Filter the entries and keep only the lines where the string "فيها" appears.

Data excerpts
◇ ◇ ◇ ◇ ◇
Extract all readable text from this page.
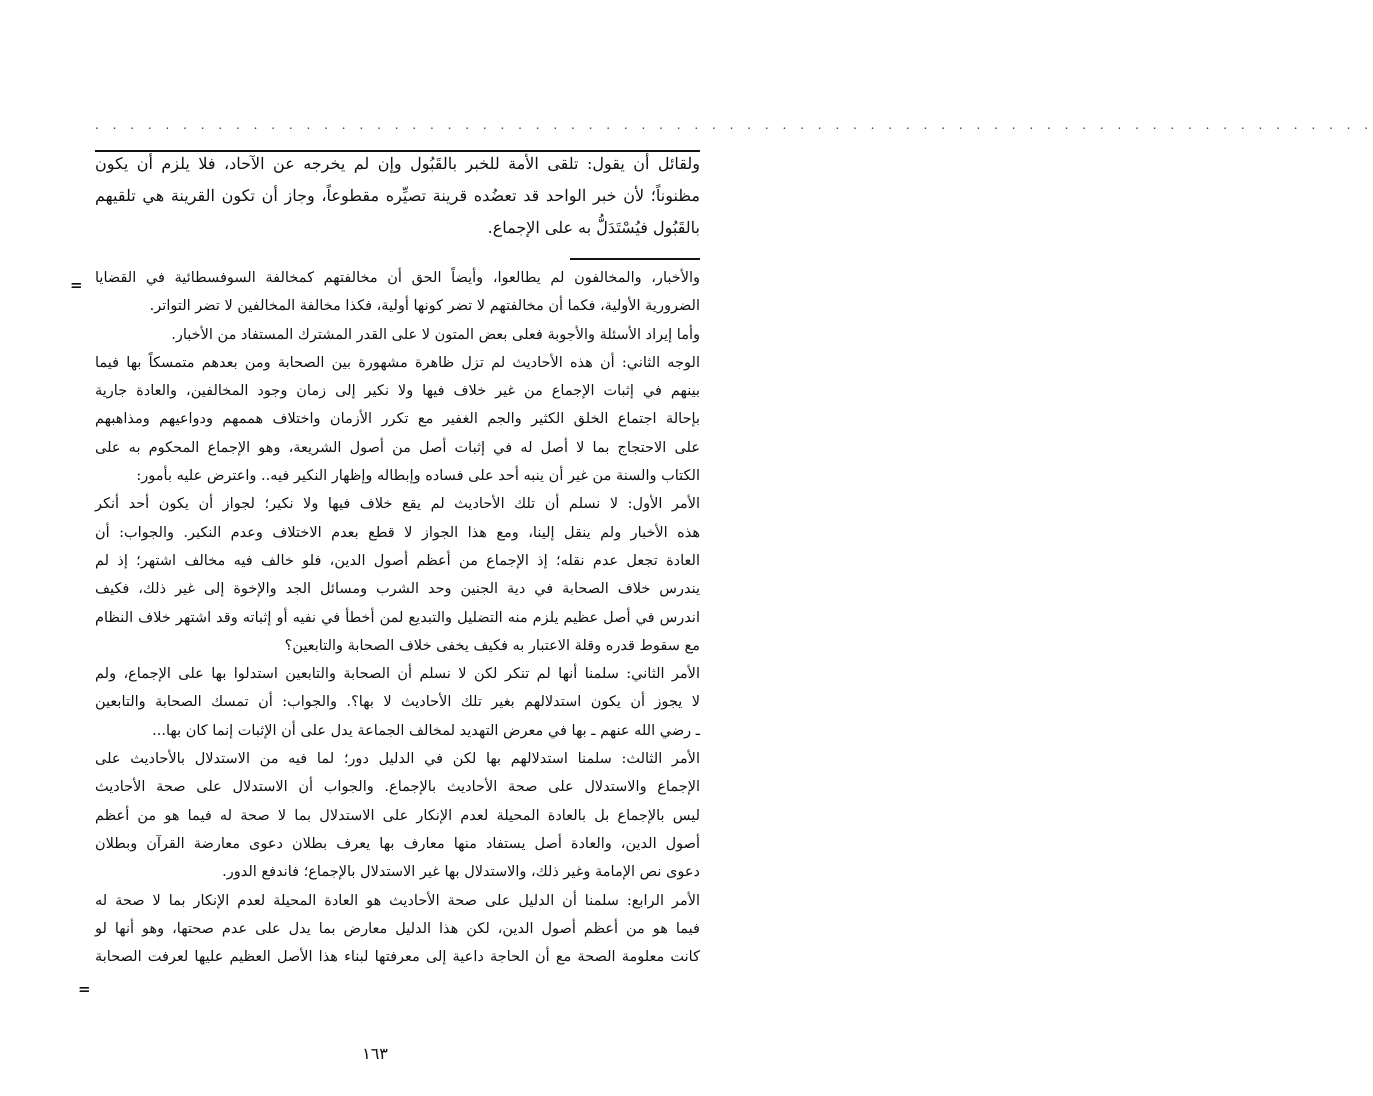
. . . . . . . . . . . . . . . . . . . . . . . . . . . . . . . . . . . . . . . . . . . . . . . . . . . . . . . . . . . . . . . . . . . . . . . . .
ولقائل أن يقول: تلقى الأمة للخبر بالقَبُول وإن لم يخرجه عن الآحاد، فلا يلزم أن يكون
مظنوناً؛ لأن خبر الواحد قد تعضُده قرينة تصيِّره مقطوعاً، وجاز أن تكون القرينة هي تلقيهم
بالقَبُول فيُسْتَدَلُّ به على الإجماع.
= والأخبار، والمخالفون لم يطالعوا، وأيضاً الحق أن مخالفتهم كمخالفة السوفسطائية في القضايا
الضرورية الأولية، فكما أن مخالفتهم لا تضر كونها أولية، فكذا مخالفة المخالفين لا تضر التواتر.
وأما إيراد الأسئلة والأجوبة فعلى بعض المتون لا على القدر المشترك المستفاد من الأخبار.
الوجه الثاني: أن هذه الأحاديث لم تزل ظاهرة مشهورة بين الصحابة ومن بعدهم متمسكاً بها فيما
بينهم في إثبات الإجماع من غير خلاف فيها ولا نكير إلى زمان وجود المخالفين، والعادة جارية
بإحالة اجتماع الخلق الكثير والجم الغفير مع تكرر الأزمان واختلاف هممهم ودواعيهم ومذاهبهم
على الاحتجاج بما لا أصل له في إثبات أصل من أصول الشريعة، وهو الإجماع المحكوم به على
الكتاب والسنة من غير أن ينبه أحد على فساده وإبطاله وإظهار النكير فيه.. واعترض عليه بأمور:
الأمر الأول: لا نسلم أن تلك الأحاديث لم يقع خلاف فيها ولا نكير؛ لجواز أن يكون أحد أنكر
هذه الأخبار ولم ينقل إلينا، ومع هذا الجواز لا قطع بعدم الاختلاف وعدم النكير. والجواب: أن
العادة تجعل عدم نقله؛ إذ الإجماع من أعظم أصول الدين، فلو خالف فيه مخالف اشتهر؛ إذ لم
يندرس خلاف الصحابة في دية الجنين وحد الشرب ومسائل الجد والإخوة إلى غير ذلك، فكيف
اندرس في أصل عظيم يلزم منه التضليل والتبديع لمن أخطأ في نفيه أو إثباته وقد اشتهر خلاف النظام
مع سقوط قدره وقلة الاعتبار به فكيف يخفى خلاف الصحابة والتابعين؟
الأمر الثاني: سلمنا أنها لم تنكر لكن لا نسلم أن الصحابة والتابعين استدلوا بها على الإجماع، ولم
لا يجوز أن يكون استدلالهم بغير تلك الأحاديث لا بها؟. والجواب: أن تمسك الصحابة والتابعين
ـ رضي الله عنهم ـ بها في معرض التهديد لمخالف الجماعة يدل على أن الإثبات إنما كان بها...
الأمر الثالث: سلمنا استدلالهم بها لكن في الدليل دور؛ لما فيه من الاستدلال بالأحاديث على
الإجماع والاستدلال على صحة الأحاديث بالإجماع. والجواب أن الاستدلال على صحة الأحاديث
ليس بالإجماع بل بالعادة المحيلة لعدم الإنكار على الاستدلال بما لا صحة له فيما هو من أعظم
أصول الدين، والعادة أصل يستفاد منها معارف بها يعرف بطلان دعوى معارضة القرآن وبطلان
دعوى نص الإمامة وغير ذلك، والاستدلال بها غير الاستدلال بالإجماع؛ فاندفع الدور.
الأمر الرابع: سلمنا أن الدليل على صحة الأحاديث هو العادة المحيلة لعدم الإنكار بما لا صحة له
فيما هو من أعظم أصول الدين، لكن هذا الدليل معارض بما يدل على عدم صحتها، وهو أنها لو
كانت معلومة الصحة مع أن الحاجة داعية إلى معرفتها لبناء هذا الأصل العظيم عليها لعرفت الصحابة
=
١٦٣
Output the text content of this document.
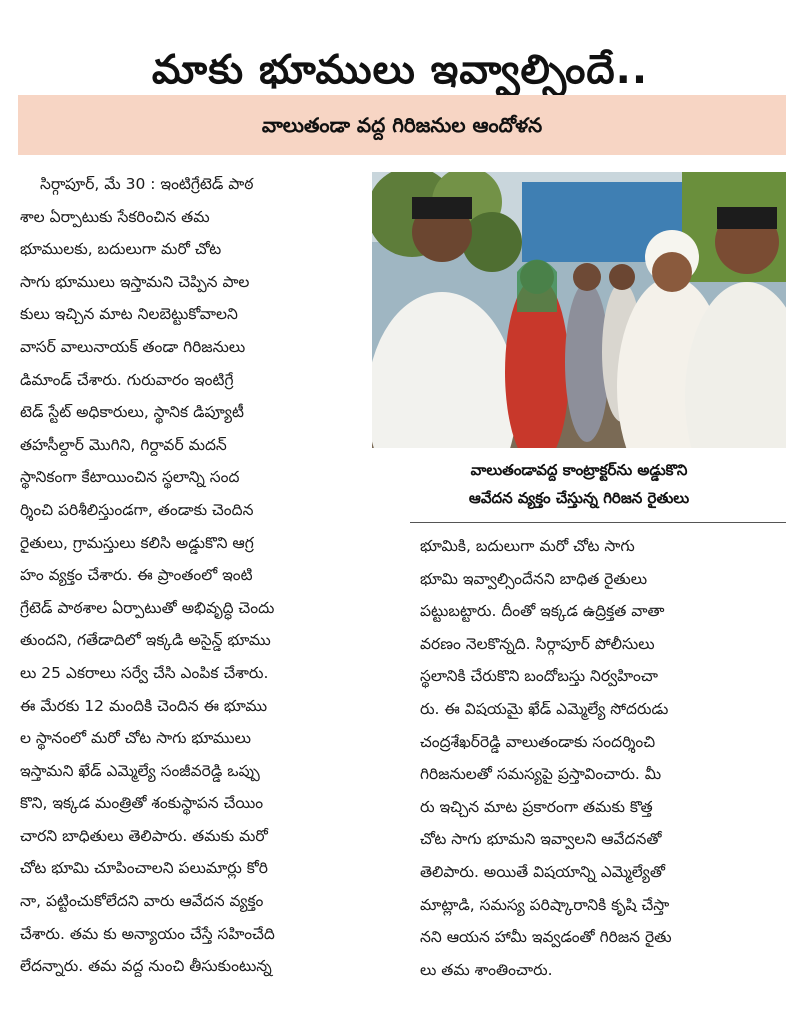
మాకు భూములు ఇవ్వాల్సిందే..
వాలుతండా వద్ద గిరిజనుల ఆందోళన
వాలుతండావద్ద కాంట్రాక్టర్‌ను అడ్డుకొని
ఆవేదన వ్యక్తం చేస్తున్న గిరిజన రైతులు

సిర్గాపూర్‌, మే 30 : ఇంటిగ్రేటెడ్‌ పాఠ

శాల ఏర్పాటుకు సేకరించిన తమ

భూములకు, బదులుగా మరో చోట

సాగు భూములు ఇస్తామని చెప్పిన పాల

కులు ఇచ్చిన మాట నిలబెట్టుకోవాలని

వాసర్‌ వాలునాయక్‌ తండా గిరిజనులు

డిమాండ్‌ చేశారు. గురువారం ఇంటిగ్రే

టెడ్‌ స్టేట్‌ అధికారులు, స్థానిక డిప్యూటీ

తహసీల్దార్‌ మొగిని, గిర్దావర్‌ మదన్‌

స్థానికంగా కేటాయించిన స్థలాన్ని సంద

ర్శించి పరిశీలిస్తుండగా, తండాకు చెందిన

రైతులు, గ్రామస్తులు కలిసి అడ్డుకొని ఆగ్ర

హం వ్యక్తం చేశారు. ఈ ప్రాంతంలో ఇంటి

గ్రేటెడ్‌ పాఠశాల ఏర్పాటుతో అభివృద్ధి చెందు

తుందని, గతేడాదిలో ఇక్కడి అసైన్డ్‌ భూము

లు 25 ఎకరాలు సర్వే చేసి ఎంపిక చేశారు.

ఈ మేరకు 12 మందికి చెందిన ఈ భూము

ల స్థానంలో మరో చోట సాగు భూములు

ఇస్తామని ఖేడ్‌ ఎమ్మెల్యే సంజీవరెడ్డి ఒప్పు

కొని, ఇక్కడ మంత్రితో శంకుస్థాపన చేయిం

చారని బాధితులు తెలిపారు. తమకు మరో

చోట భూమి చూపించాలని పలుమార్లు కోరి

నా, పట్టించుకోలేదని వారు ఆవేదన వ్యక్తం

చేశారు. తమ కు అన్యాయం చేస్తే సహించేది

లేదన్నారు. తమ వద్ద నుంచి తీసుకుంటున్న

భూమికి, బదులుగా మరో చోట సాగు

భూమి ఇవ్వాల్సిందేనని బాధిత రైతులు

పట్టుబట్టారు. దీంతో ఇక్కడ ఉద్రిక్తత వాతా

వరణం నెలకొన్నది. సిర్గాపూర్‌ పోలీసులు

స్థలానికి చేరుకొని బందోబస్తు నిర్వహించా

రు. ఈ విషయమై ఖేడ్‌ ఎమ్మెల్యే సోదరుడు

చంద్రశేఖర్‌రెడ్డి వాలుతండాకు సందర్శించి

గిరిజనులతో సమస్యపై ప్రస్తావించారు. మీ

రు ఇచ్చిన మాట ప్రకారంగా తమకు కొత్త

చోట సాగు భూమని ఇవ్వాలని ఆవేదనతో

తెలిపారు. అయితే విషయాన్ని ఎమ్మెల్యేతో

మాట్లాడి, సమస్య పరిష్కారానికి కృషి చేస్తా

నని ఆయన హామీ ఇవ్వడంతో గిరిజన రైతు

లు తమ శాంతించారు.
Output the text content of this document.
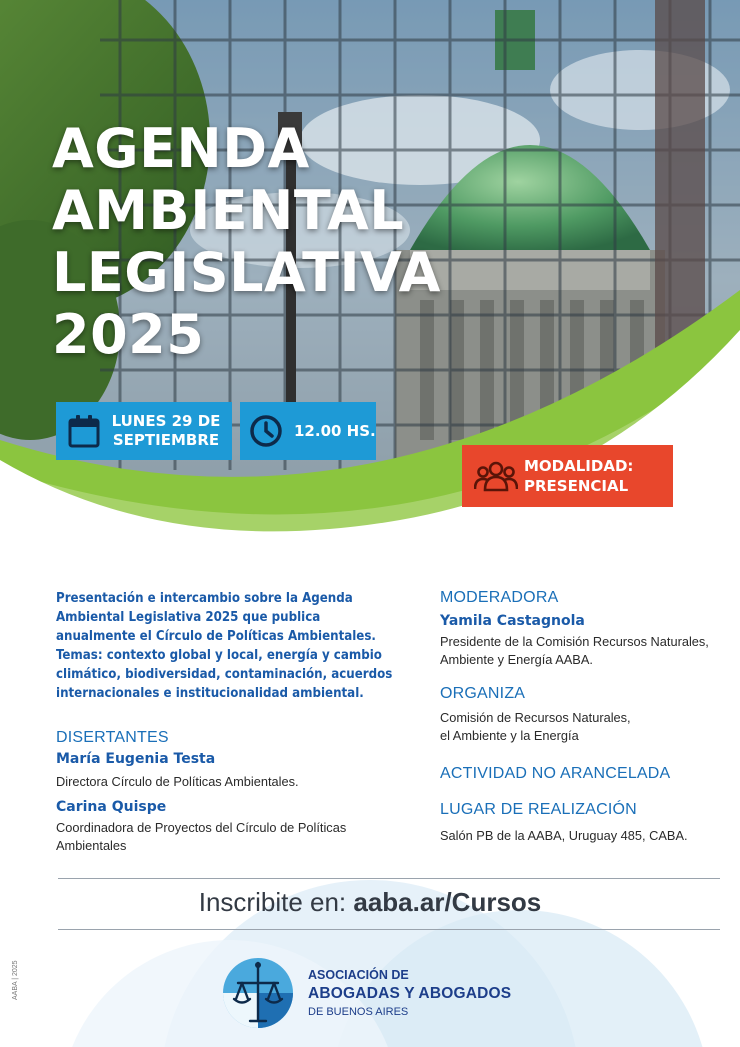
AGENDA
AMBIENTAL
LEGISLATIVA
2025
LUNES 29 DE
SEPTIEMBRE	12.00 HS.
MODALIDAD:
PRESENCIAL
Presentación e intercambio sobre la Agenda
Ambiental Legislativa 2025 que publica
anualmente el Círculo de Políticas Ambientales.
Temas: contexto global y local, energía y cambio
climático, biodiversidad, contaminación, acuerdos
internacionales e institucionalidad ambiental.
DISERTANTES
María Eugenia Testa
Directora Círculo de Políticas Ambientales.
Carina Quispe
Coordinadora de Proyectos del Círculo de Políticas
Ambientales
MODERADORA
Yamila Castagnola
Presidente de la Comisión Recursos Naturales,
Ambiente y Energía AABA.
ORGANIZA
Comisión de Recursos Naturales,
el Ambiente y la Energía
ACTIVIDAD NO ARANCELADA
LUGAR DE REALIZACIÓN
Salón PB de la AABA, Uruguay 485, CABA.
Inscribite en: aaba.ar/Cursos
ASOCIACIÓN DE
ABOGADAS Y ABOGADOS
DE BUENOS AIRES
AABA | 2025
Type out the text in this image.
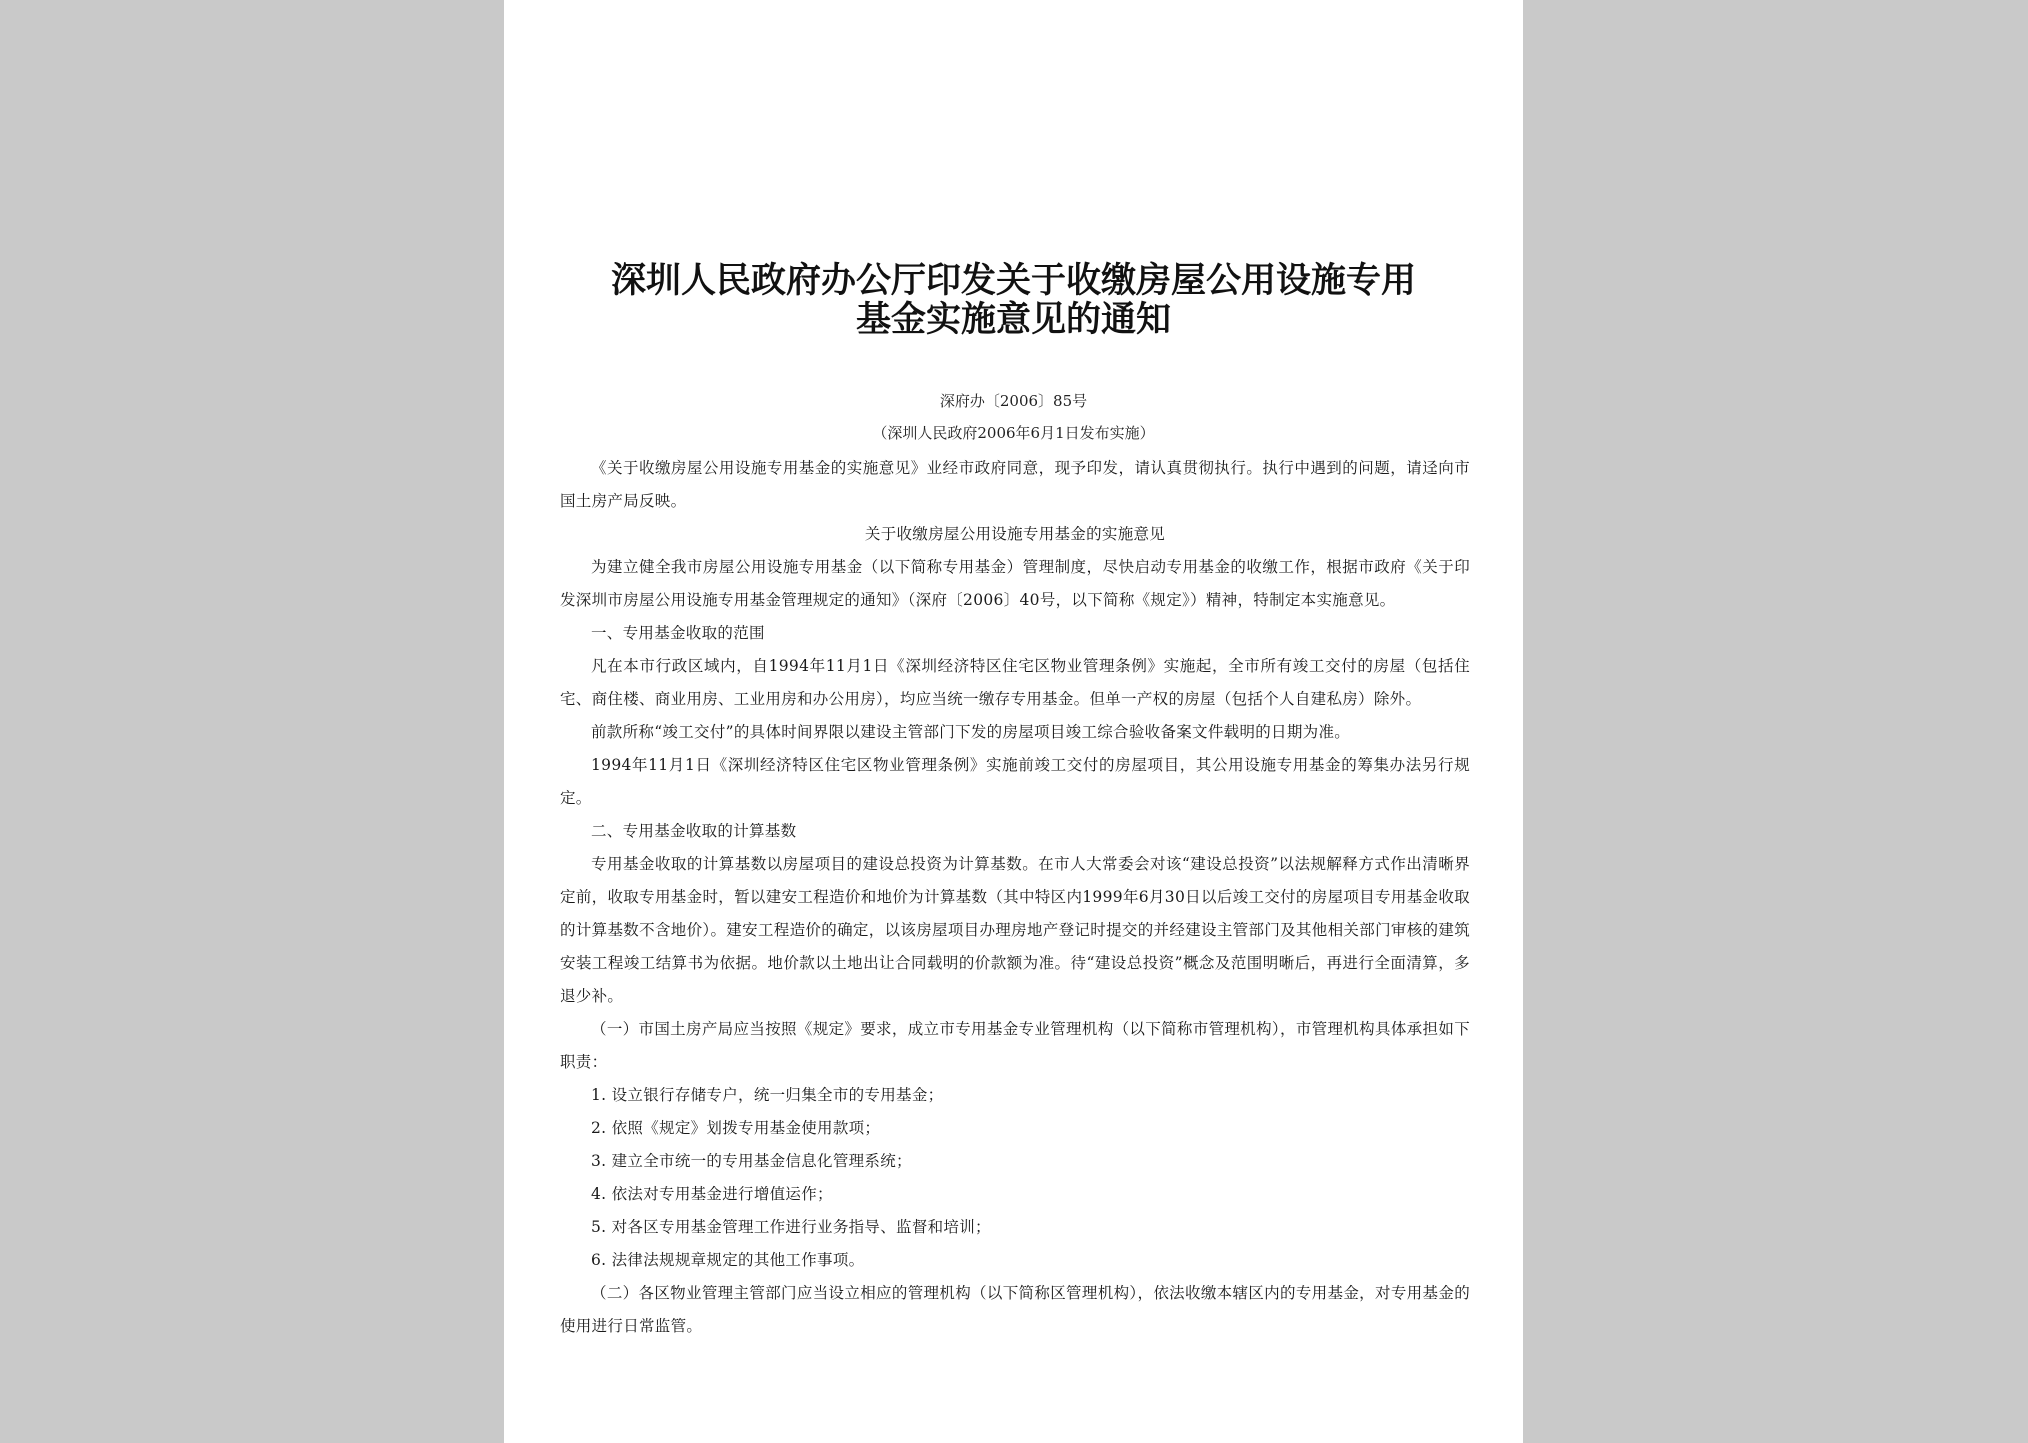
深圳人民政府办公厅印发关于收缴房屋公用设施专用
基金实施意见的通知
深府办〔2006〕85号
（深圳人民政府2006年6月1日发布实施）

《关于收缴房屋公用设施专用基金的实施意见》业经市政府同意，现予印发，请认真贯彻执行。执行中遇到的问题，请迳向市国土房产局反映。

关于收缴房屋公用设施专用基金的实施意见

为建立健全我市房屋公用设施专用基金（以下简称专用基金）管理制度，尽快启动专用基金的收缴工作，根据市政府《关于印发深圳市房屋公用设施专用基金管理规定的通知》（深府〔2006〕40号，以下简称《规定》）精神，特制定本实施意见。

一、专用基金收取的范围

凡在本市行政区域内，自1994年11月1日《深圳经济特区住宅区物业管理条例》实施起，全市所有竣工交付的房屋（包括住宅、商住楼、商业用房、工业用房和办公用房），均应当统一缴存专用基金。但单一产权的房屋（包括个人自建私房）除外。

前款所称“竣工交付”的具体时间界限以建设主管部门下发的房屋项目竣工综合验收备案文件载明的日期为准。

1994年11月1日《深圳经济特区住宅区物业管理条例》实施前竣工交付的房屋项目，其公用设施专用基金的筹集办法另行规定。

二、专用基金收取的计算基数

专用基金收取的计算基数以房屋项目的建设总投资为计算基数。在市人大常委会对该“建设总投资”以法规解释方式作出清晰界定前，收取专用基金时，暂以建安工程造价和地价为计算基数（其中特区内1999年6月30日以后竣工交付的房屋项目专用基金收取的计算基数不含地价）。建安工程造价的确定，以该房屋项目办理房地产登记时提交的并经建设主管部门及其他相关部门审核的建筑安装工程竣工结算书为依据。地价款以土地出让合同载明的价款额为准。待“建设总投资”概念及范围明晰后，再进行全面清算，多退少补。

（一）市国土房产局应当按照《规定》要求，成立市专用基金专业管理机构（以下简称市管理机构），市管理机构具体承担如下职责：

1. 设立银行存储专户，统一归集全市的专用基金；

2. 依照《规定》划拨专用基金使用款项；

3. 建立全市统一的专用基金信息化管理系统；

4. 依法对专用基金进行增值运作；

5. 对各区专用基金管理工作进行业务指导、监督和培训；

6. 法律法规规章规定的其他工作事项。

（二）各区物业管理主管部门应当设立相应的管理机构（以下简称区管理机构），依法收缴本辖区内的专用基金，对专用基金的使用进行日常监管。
◇ ◇ ◇ ◇ ◇
## Task output
بينهم في إثبات الإجماع من غير خلاف فيها ولا نكير إلى زمان وجود المخالفين، والعادة جارية
الأمر الأول: لا نسلم أن تلك الأحاديث لم يقع خلاف فيها ولا نكير؛ لجواز أن يكون أحد أنكر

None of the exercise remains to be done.